WRITTEN REQUEST
Without altering anything, output the material below.
##########
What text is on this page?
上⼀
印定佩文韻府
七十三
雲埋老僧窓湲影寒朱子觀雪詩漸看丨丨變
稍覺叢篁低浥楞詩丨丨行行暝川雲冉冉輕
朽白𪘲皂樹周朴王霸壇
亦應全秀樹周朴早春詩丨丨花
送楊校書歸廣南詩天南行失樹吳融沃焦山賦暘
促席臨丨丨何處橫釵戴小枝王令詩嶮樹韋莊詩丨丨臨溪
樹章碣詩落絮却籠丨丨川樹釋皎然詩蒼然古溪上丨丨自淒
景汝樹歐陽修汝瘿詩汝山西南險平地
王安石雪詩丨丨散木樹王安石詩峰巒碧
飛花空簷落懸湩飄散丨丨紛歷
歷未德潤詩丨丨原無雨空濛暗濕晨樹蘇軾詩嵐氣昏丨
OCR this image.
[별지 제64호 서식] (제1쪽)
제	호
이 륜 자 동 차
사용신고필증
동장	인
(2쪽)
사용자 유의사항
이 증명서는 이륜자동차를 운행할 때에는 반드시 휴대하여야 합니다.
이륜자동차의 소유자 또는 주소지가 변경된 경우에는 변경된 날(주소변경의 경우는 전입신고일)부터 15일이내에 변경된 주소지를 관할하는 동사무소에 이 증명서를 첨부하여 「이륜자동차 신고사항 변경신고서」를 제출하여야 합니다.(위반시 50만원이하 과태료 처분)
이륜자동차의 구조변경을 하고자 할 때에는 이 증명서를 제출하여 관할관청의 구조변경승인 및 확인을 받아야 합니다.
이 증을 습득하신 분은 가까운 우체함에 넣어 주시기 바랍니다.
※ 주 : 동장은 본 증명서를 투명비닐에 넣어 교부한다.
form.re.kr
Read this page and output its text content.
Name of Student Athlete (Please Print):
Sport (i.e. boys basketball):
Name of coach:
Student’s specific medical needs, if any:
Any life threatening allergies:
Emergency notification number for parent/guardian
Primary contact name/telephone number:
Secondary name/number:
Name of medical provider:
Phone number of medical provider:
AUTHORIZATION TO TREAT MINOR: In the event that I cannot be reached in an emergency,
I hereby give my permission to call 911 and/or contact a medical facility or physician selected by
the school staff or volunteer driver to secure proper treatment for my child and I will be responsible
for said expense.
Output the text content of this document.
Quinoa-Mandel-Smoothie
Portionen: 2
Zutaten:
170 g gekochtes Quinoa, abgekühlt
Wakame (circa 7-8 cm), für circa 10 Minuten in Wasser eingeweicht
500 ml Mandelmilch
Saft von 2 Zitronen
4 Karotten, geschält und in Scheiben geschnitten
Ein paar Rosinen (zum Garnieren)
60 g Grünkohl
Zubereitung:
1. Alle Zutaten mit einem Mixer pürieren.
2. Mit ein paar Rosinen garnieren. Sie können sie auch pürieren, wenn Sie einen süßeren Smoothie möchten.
##########
FINAL ANSWER
What text is on this page?
上⼀
印定佩文韻府
七十三
雲埋老僧窓湲影寒朱子觀雪詩漸看丨丨變
稍覺叢篁低浥楞詩丨丨行行暝川雲冉冉輕
朽白𪘲皂樹周朴王霸壇
亦應全秀樹周朴早春詩丨丨花
送楊校書歸廣南詩天南行失樹吳融沃焦山賦暘
促席臨丨丨何處橫釵戴小枝王令詩嶮樹韋莊詩丨丨臨溪
樹章碣詩落絮却籠丨丨川樹釋皎然詩蒼然古溪上丨丨自淒
景汝樹歐陽修汝瘿詩汝山西南險平地
王安石雪詩丨丨散木樹王安石詩峰巒碧
飛花空簷落懸湩飄散丨丨紛歷
歷未德潤詩丨丨原無雨空濛暗濕晨樹蘇軾詩嵐氣昏丨
OCR this image.
[별지 제64호 서식] (제1쪽)
제	호
이 륜 자 동 차
사용신고필증
동장	인
(2쪽)
사용자 유의사항
이 증명서는 이륜자동차를 운행할 때에는 반드시 휴대하여야 합니다.
이륜자동차의 소유자 또는 주소지가 변경된 경우에는 변경된 날(주소변경의 경우는 전입신고일)부터 15일이내에 변경된 주소지를 관할하는 동사무소에 이 증명서를 첨부하여 「이륜자동차 신고사항 변경신고서」를 제출하여야 합니다.(위반시 50만원이하 과태료 처분)
이륜자동차의 구조변경을 하고자 할 때에는 이 증명서를 제출하여 관할관청의 구조변경승인 및 확인을 받아야 합니다.
이 증을 습득하신 분은 가까운 우체함에 넣어 주시기 바랍니다.
※ 주 : 동장은 본 증명서를 투명비닐에 넣어 교부한다.
form.re.kr
Read this page and output its text content.
Name of Student Athlete (Please Print):
Sport (i.e. boys basketball):
Name of coach:
Student’s specific medical needs, if any:
Any life threatening allergies:
Emergency notification number for parent/guardian
Primary contact name/telephone number:
Secondary name/number:
Name of medical provider:
Phone number of medical provider:
AUTHORIZATION TO TREAT MINOR: In the event that I cannot be reached in an emergency,
I hereby give my permission to call 911 and/or contact a medical facility or physician selected by
the school staff or volunteer driver to secure proper treatment for my child and I will be responsible
for said expense.
Output the text content of this document.
Quinoa-Mandel-Smoothie
Portionen: 2
Zutaten:
170 g gekochtes Quinoa, abgekühlt
Wakame (circa 7-8 cm), für circa 10 Minuten in Wasser eingeweicht
500 ml Mandelmilch
Saft von 2 Zitronen
4 Karotten, geschält und in Scheiben geschnitten
Ein paar Rosinen (zum Garnieren)
60 g Grünkohl
Zubereitung:
1. Alle Zutaten mit einem Mixer pürieren.
2. Mit ein paar Rosinen garnieren. Sie können sie auch pürieren, wenn Sie einen süßeren Smoothie möchten.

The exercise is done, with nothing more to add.